═════ Input rows

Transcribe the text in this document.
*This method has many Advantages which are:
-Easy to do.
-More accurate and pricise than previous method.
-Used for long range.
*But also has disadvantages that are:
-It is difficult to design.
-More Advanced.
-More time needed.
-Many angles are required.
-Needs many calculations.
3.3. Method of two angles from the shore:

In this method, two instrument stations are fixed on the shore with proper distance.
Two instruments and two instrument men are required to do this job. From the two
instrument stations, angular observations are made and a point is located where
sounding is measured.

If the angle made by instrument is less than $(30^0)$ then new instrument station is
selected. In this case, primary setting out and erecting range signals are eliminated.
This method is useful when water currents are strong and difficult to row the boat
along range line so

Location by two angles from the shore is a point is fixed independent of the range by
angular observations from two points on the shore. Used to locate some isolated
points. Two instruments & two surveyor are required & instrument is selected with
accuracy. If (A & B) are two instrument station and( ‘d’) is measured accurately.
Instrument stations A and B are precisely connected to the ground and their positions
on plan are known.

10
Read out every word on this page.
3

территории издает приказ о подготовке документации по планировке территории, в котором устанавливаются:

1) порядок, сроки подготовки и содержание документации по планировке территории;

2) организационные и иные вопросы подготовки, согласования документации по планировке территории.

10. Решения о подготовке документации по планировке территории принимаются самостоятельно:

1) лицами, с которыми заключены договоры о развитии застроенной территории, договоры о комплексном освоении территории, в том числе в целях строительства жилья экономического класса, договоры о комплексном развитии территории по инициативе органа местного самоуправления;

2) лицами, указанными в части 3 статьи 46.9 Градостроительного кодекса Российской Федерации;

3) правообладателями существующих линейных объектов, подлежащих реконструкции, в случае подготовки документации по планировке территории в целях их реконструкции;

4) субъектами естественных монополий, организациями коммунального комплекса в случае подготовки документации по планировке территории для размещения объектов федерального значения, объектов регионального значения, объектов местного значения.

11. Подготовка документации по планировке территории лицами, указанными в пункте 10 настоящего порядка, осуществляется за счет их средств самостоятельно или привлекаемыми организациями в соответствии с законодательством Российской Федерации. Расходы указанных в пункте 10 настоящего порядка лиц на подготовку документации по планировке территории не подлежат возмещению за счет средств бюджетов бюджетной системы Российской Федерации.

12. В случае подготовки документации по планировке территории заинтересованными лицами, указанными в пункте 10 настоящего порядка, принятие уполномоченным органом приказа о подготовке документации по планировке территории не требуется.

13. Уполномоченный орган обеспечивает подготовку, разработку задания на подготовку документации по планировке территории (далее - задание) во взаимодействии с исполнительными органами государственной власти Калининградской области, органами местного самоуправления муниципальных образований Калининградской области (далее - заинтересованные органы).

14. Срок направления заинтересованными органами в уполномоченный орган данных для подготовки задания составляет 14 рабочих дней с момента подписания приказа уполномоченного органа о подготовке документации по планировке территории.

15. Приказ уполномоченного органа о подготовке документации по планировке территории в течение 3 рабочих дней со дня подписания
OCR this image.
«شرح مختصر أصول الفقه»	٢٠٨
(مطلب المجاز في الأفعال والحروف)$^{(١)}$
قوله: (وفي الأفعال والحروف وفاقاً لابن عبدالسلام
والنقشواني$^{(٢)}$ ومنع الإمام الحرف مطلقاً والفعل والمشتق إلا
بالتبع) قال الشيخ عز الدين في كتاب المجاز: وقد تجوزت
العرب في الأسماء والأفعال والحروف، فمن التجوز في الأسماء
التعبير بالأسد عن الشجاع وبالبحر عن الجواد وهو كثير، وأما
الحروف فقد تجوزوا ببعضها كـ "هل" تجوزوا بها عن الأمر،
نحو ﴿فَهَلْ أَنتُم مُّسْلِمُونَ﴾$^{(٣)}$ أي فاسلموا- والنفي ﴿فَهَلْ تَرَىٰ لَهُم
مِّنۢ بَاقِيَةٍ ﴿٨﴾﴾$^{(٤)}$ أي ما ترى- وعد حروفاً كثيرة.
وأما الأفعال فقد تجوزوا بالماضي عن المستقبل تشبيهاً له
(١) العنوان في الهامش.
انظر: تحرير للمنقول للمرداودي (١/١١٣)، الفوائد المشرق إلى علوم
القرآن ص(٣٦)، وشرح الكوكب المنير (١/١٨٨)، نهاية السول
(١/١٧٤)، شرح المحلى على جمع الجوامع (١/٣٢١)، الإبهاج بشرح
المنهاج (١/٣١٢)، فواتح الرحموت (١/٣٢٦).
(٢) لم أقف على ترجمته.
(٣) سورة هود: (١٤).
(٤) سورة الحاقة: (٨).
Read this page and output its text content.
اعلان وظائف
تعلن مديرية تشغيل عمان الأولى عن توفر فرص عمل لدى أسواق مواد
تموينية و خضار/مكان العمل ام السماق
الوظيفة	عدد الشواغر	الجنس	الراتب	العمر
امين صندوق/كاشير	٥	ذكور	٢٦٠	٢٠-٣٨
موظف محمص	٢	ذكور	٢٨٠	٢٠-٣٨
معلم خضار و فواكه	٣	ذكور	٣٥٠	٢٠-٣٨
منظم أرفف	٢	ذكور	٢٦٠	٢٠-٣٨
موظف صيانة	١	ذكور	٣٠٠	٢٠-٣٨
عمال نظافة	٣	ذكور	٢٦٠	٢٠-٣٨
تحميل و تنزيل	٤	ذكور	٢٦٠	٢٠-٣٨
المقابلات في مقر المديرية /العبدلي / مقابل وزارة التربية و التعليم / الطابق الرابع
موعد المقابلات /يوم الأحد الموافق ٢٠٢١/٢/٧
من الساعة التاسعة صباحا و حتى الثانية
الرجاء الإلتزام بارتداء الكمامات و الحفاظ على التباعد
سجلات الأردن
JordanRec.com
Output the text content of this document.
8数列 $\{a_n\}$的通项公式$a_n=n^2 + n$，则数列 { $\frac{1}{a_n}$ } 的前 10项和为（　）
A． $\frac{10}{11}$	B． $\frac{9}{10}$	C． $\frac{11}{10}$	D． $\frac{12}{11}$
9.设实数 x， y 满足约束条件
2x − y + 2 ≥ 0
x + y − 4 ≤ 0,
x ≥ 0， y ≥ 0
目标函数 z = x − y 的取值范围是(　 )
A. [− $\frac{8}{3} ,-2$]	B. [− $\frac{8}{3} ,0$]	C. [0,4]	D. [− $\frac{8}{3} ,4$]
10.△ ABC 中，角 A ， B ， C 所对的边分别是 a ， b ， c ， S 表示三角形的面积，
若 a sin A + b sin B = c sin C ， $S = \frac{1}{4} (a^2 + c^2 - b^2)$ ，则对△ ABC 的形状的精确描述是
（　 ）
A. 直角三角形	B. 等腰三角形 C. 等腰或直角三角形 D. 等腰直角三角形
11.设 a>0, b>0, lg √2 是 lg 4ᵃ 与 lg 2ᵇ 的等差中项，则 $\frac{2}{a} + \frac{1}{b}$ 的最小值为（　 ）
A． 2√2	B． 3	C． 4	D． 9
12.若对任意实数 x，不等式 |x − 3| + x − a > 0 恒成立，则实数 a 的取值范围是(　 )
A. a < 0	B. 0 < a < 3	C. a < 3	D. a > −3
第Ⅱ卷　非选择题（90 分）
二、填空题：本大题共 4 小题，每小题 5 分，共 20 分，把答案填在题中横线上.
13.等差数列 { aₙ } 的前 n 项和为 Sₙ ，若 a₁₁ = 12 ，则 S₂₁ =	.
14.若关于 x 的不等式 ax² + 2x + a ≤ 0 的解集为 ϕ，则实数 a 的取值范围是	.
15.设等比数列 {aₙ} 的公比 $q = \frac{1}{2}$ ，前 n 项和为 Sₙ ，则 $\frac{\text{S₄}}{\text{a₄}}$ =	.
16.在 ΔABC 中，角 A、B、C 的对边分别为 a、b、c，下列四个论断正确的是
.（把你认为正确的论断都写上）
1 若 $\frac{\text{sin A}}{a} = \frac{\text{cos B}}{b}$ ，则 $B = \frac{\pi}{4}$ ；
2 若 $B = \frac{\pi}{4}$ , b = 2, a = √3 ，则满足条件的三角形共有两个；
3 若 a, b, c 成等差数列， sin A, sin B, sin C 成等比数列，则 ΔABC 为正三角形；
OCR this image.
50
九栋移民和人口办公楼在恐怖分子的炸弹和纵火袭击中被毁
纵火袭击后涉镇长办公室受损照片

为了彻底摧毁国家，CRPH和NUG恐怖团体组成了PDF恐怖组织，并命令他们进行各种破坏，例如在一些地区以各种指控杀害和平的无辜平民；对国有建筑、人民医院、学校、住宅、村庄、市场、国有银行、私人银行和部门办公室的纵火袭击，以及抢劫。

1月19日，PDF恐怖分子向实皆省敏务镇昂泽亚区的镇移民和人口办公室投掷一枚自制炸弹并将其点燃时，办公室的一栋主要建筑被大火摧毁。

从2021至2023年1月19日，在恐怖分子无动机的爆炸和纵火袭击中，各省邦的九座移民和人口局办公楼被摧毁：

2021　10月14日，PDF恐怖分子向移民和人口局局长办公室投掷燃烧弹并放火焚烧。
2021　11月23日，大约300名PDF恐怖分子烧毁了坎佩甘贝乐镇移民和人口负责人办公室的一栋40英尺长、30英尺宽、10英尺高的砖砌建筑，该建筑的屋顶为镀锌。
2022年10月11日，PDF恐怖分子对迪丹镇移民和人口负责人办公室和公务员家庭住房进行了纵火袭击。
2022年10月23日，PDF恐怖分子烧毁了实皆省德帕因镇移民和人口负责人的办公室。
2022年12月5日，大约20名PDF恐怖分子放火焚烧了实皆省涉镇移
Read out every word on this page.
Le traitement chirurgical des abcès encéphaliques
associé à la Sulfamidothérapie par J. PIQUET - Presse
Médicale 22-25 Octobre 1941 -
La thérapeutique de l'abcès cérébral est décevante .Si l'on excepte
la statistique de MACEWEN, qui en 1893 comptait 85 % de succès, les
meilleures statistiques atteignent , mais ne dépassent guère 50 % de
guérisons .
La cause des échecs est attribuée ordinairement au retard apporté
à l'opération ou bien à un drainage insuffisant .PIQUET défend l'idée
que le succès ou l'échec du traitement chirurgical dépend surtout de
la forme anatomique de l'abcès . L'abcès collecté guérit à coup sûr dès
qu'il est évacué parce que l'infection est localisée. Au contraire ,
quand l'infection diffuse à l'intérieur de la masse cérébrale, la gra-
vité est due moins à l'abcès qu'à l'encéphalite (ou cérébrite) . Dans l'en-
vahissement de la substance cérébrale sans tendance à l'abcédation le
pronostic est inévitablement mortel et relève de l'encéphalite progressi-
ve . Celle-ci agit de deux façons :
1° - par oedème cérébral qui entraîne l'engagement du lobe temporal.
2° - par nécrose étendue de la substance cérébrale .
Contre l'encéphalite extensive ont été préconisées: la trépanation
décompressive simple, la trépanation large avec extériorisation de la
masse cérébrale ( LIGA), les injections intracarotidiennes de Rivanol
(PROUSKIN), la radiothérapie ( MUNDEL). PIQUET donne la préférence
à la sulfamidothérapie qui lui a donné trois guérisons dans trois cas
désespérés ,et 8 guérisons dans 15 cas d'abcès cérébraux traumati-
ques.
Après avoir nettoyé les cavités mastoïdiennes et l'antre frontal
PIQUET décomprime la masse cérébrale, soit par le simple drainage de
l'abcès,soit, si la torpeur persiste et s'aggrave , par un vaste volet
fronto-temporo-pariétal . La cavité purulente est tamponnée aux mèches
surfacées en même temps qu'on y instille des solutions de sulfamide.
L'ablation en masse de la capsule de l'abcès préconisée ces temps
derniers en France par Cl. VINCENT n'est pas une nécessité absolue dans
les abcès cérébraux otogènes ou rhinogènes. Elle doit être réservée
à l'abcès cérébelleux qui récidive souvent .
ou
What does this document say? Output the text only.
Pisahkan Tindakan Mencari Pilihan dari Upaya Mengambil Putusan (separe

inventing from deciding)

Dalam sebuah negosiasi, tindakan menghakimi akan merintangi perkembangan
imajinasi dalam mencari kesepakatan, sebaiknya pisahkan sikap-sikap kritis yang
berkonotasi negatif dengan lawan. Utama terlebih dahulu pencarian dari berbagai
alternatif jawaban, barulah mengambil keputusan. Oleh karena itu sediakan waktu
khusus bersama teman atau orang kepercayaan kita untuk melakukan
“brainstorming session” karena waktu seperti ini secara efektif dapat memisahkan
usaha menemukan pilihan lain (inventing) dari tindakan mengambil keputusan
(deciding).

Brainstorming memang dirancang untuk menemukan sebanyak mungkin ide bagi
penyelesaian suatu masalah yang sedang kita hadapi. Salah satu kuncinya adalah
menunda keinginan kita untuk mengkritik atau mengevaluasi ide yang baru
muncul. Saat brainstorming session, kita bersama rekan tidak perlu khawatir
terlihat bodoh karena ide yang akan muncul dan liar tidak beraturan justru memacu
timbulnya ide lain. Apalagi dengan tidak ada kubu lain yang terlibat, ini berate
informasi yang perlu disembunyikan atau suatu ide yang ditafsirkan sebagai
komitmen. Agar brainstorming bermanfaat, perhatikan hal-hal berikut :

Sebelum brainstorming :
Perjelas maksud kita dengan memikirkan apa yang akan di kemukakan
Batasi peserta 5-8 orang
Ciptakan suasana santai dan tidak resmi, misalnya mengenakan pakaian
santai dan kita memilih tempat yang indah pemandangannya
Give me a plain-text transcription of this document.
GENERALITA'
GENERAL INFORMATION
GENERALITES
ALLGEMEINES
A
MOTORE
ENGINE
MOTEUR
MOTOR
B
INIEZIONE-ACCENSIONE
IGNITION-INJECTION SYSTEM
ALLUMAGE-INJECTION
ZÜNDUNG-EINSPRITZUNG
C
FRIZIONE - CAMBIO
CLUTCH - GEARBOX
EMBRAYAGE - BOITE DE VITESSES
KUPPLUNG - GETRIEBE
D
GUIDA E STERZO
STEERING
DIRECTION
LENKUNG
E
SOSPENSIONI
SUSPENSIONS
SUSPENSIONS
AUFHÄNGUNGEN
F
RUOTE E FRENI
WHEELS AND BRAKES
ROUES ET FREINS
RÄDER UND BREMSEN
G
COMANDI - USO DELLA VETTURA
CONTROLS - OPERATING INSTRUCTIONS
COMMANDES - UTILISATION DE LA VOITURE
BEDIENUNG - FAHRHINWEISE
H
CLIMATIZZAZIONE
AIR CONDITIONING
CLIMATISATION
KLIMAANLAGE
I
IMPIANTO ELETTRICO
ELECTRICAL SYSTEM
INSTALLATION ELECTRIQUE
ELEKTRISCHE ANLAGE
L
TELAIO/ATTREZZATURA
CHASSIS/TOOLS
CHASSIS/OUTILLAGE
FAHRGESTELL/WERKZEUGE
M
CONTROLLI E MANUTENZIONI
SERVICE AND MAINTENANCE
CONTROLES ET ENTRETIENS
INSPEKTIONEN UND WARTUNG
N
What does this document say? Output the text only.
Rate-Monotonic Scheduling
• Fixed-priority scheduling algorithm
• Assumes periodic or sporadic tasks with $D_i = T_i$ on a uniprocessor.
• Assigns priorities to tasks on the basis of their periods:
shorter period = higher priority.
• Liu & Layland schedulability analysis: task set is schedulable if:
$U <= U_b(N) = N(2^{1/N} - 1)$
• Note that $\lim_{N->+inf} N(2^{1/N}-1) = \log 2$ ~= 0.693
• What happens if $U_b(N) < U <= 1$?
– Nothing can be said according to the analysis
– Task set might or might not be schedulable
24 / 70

══════════

_Instructions for the task_. Scan the material above for the word "soit". Copy each line where it occurs.

_Full solution_.
PIQUET décomprime la masse cérébrale, soit par le simple drainage de
l'abcès,soit, si la torpeur persiste et s'aggrave , par un vaste volet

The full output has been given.